INSTRUCTION:
State the number of lines, and only that number, in which the word "Collected" appears.

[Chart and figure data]
━━━━

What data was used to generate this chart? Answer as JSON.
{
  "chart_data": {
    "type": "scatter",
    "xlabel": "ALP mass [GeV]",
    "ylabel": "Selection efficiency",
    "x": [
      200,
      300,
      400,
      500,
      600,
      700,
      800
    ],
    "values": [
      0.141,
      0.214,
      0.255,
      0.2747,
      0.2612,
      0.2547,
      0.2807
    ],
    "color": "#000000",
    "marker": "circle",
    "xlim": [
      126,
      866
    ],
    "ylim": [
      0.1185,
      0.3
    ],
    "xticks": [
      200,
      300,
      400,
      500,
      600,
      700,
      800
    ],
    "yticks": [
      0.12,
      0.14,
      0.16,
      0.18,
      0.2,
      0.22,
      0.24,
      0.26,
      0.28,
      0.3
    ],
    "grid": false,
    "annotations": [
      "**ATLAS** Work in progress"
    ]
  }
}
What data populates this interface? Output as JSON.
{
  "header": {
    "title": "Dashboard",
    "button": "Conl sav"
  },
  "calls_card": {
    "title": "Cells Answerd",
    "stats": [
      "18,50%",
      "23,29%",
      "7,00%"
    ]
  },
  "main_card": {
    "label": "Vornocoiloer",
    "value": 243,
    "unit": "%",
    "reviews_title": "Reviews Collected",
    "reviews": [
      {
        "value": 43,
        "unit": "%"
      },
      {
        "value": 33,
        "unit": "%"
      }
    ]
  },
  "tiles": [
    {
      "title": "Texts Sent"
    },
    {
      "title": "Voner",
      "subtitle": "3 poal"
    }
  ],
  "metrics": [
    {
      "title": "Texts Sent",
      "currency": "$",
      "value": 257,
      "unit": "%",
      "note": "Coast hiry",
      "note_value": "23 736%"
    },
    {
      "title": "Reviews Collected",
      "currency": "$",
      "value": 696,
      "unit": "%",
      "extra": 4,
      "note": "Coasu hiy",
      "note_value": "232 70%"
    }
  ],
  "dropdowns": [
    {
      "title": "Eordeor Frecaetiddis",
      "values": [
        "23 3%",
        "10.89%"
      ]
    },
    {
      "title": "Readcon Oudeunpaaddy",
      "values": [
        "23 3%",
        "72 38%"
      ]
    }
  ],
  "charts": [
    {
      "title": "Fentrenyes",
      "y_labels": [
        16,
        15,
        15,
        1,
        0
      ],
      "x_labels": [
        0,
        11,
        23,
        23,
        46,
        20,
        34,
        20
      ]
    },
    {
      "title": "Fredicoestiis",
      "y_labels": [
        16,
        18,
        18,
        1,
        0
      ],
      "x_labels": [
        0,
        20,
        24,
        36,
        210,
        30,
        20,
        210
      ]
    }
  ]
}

━━━━

COMPLETE RESPONSE:
2